**STORED RECORDS**:
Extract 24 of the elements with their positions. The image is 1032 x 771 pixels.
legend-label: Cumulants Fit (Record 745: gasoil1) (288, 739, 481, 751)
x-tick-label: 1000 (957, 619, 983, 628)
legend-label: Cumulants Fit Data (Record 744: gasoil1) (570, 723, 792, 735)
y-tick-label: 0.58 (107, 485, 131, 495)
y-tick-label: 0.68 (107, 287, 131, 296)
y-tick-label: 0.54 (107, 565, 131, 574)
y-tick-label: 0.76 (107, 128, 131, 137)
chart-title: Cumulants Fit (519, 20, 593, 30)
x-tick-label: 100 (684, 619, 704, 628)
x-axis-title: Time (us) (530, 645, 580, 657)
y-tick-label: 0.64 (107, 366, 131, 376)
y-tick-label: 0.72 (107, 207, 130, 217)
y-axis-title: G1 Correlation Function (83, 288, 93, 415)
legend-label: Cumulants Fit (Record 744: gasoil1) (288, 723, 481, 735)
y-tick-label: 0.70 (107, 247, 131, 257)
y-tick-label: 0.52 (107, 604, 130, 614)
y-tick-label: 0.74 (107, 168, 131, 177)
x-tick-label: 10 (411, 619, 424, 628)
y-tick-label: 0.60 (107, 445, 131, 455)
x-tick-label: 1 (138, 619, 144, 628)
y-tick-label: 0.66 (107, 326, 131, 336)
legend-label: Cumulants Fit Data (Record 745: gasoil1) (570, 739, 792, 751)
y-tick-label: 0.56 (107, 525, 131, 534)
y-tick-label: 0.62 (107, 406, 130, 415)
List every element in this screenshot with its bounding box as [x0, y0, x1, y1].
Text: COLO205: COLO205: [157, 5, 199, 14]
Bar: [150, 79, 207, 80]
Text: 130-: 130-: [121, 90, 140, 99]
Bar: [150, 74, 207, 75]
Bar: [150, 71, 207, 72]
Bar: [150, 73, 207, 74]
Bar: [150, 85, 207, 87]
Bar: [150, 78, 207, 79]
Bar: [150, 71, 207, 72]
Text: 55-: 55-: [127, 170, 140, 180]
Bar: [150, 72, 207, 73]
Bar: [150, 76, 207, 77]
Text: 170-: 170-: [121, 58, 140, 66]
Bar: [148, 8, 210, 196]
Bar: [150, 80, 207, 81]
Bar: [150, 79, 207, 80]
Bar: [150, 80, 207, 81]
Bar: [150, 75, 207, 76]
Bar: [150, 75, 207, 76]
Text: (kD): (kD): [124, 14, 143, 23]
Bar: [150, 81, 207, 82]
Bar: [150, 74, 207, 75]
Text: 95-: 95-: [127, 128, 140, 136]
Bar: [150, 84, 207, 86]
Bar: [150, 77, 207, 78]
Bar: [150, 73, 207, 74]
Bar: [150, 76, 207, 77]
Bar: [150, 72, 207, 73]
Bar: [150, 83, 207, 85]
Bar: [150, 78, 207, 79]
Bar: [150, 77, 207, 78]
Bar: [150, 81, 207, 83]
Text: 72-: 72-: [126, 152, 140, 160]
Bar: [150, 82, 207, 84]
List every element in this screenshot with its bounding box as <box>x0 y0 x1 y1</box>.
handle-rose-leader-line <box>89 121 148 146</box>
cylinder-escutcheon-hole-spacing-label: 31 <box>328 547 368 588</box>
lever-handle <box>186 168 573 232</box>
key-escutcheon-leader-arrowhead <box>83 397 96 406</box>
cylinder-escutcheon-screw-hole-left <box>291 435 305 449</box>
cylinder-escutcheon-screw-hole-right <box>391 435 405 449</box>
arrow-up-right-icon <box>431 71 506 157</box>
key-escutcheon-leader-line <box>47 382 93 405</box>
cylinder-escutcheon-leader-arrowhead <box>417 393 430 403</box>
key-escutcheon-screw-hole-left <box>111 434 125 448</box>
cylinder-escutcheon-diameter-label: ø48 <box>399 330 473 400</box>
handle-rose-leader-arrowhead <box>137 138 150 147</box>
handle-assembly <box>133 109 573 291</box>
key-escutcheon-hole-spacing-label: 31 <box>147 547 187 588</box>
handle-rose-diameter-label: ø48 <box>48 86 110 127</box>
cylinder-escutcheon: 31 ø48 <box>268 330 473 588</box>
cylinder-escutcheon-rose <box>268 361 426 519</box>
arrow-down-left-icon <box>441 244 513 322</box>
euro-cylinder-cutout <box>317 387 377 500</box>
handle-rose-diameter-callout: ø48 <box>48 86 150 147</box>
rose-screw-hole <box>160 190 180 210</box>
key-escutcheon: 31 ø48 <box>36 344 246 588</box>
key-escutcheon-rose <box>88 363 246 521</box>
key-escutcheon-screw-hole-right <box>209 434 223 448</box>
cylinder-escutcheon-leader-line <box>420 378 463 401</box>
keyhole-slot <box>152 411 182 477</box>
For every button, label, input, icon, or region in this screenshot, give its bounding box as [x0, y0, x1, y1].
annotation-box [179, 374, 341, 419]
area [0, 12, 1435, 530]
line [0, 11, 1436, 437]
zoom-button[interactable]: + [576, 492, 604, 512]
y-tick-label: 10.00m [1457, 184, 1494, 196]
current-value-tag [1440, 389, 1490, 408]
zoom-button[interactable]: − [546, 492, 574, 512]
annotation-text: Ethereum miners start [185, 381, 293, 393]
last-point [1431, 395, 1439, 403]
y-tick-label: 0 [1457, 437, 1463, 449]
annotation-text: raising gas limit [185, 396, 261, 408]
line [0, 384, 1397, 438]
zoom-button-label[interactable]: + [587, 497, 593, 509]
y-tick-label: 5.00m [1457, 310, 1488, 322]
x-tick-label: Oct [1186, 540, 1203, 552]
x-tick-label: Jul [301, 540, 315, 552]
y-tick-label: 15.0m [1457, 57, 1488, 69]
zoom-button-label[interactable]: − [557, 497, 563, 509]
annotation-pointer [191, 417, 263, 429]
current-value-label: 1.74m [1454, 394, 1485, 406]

**TO DO**:
Render every one of the entries above as a JSON list of strings, with one string for each line and no blank lines.

**EXERCISE SOLUTION**:
[
  "Extract 24 of the elements with their positions. The image is 1032 x 771 pixels.",
  "legend-label: Cumulants Fit (Record 745: gasoil1) (288, 739, 481, 751)",
  "x-tick-label: 1000 (957, 619, 983, 628)",
  "legend-label: Cumulants Fit Data (Record 744: gasoil1) (570, 723, 792, 735)",
  "y-tick-label: 0.58 (107, 485, 131, 495)",
  "y-tick-label: 0.68 (107, 287, 131, 296)",
  "y-tick-label: 0.54 (107, 565, 131, 574)",
  "y-tick-label: 0.76 (107, 128, 131, 137)",
  "chart-title: Cumulants Fit (519, 20, 593, 30)",
  "x-tick-label: 100 (684, 619, 704, 628)",
  "x-axis-title: Time (us) (530, 645, 580, 657)",
  "y-tick-label: 0.64 (107, 366, 131, 376)",
  "y-tick-label: 0.72 (107, 207, 130, 217)",
  "y-axis-title: G1 Correlation Function (83, 288, 93, 415)",
  "legend-label: Cumulants Fit (Record 744: gasoil1) (288, 723, 481, 735)",
  "y-tick-label: 0.70 (107, 247, 131, 257)",
  "y-tick-label: 0.52 (107, 604, 130, 614)",
  "y-tick-label: 0.74 (107, 168, 131, 177)",
  "x-tick-label: 10 (411, 619, 424, 628)",
  "y-tick-label: 0.60 (107, 445, 131, 455)",
  "x-tick-label: 1 (138, 619, 144, 628)",
  "y-tick-label: 0.66 (107, 326, 131, 336)",
  "legend-label: Cumulants Fit Data (Record 745: gasoil1) (570, 739, 792, 751)",
  "y-tick-label: 0.56 (107, 525, 131, 534)",
  "y-tick-label: 0.62 (107, 406, 130, 415)",
  "List every element in this screenshot with its bounding box as [x0, y0, x1, y1].",
  "Text: COLO205: COLO205: [157, 5, 199, 14]",
  "Bar: [150, 79, 207, 80]",
  "Text: 130-: 130-: [121, 90, 140, 99]",
  "Bar: [150, 74, 207, 75]",
  "Bar: [150, 71, 207, 72]",
  "Bar: [150, 73, 207, 74]",
  "Bar: [150, 85, 207, 87]",
  "Bar: [150, 78, 207, 79]",
  "Bar: [150, 71, 207, 72]",
  "Text: 55-: 55-: [127, 170, 140, 180]",
  "Bar: [150, 72, 207, 73]",
  "Bar: [150, 76, 207, 77]",
  "Text: 170-: 170-: [121, 58, 140, 66]",
  "Bar: [148, 8, 210, 196]",
  "Bar: [150, 80, 207, 81]",
  "Bar: [150, 79, 207, 80]",
  "Bar: [150, 80, 207, 81]",
  "Bar: [150, 75, 207, 76]",
  "Bar: [150, 75, 207, 76]",
  "Text: (kD): (kD): [124, 14, 143, 23]",
  "Bar: [150, 81, 207, 82]",
  "Bar: [150, 74, 207, 75]",
  "Text: 95-: 95-: [127, 128, 140, 136]",
  "Bar: [150, 84, 207, 86]",
  "Bar: [150, 77, 207, 78]",
  "Bar: [150, 73, 207, 74]",
  "Bar: [150, 76, 207, 77]",
  "Bar: [150, 72, 207, 73]",
  "Bar: [150, 83, 207, 85]",
  "Bar: [150, 78, 207, 79]",
  "Bar: [150, 77, 207, 78]",
  "Bar: [150, 81, 207, 83]",
  "Text: 72-: 72-: [126, 152, 140, 160]",
  "Bar: [150, 82, 207, 84]",
  "List every element in this screenshot with its bounding box as <box>x0 y0 x1 y1</box>.",
  "handle-rose-leader-line <box>89 121 148 146</box>",
  "cylinder-escutcheon-hole-spacing-label: 31 <box>328 547 368 588</box>",
  "lever-handle <box>186 168 573 232</box>",
  "key-escutcheon-leader-arrowhead <box>83 397 96 406</box>",
  "cylinder-escutcheon-screw-hole-left <box>291 435 305 449</box>",
  "cylinder-escutcheon-screw-hole-right <box>391 435 405 449</box>",
  "arrow-up-right-icon <box>431 71 506 157</box>",
  "key-escutcheon-leader-line <box>47 382 93 405</box>",
  "cylinder-escutcheon-leader-arrowhead <box>417 393 430 403</box>",
  "key-escutcheon-screw-hole-left <box>111 434 125 448</box>",
  "cylinder-escutcheon-diameter-label: ø48 <box>399 330 473 400</box>",
  "handle-rose-leader-arrowhead <box>137 138 150 147</box>",
  "handle-assembly <box>133 109 573 291</box>",
  "key-escutcheon-hole-spacing-label: 31 <box>147 547 187 588</box>",
  "handle-rose-diameter-label: ø48 <box>48 86 110 127</box>",
  "cylinder-escutcheon: 31 ø48 <box>268 330 473 588</box>",
  "cylinder-escutcheon-rose <box>268 361 426 519</box>",
  "arrow-down-left-icon <box>441 244 513 322</box>",
  "euro-cylinder-cutout <box>317 387 377 500</box>",
  "handle-rose-diameter-callout: ø48 <box>48 86 150 147</box>",
  "rose-screw-hole <box>160 190 180 210</box>",
  "key-escutcheon: 31 ø48 <box>36 344 246 588</box>",
  "key-escutcheon-rose <box>88 363 246 521</box>",
  "key-escutcheon-screw-hole-right <box>209 434 223 448</box>",
  "cylinder-escutcheon-leader-line <box>420 378 463 401</box>",
  "keyhole-slot <box>152 411 182 477</box>",
  "For every button, label, input, icon, or region in this screenshot, give its bounding box as [x0, y0, x1, y1].",
  "annotation-box [179, 374, 341, 419]",
  "area [0, 12, 1435, 530]",
  "line [0, 11, 1436, 437]",
  "zoom-button[interactable]: + [576, 492, 604, 512]",
  "y-tick-label: 10.00m [1457, 184, 1494, 196]",
  "current-value-tag [1440, 389, 1490, 408]",
  "zoom-button[interactable]: − [546, 492, 574, 512]",
  "annotation-text: Ethereum miners start [185, 381, 293, 393]",
  "last-point [1431, 395, 1439, 403]",
  "y-tick-label: 0 [1457, 437, 1463, 449]",
  "annotation-text: raising gas limit [185, 396, 261, 408]",
  "line [0, 384, 1397, 438]",
  "zoom-button-label[interactable]: + [587, 497, 593, 509]",
  "y-tick-label: 5.00m [1457, 310, 1488, 322]",
  "x-tick-label: Oct [1186, 540, 1203, 552]",
  "x-tick-label: Jul [301, 540, 315, 552]",
  "y-tick-label: 15.0m [1457, 57, 1488, 69]",
  "zoom-button-label[interactable]: − [557, 497, 563, 509]",
  "annotation-pointer [191, 417, 263, 429]",
  "current-value-label: 1.74m [1454, 394, 1485, 406]"
]